§ **Aim**: Everything from the line holding "Output a JSON" through the last line below must be repeated exactly, and nothing else.

§ **Extracted records**:
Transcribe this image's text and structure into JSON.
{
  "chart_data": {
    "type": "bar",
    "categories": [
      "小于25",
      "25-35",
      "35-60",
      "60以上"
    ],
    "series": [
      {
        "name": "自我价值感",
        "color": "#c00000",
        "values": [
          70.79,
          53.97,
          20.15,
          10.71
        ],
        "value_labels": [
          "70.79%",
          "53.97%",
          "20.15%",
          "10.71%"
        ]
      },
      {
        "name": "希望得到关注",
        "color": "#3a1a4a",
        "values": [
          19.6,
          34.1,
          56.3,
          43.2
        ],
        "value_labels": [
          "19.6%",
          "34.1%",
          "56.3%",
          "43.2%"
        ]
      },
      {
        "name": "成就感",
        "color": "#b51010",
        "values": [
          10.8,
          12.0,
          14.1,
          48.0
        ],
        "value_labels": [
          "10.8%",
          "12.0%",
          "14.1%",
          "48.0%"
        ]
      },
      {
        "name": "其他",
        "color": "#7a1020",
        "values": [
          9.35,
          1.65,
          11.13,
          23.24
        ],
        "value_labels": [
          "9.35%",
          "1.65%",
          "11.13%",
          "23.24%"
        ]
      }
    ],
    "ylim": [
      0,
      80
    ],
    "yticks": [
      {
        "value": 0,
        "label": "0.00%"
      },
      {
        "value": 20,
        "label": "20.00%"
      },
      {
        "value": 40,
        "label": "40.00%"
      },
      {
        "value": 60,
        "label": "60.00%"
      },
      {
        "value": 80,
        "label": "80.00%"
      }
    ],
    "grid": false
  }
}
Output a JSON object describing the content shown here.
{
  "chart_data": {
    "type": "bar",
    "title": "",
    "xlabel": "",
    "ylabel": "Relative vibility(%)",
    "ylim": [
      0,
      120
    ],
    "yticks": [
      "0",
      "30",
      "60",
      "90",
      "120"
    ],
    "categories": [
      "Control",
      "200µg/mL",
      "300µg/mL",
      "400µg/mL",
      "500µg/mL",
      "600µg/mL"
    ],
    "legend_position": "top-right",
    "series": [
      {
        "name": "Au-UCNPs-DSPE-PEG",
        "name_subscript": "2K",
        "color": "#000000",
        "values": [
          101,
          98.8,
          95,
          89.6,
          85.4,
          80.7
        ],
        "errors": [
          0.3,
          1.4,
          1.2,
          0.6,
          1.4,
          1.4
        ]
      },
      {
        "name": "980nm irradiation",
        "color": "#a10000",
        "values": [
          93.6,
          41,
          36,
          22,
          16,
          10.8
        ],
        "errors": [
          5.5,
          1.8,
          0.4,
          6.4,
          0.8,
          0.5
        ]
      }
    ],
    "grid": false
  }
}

§ **Expected answer**:
Output a JSON object describing the content shown here.
{
  "chart_data": {
    "type": "bar",
    "title": "",
    "xlabel": "",
    "ylabel": "Relative vibility(%)",
    "ylim": [
      0,
      120
    ],
    "yticks": [
      "0",
      "30",
      "60",
      "90",
      "120"
    ],
    "categories": [
      "Control",
      "200µg/mL",
      "300µg/mL",
      "400µg/mL",
      "500µg/mL",
      "600µg/mL"
    ],
    "legend_position": "top-right",
    "series": [
      {
        "name": "Au-UCNPs-DSPE-PEG",
        "name_subscript": "2K",
        "color": "#000000",
        "values": [
          101,
          98.8,
          95,
          89.6,
          85.4,
          80.7
        ],
        "errors": [
          0.3,
          1.4,
          1.2,
          0.6,
          1.4,
          1.4
        ]
      },
      {
        "name": "980nm irradiation",
        "color": "#a10000",
        "values": [
          93.6,
          41,
          36,
          22,
          16,
          10.8
        ],
        "errors": [
          5.5,
          1.8,
          0.4,
          6.4,
          0.8,
          0.5
        ]
      }
    ],
    "grid": false
  }
}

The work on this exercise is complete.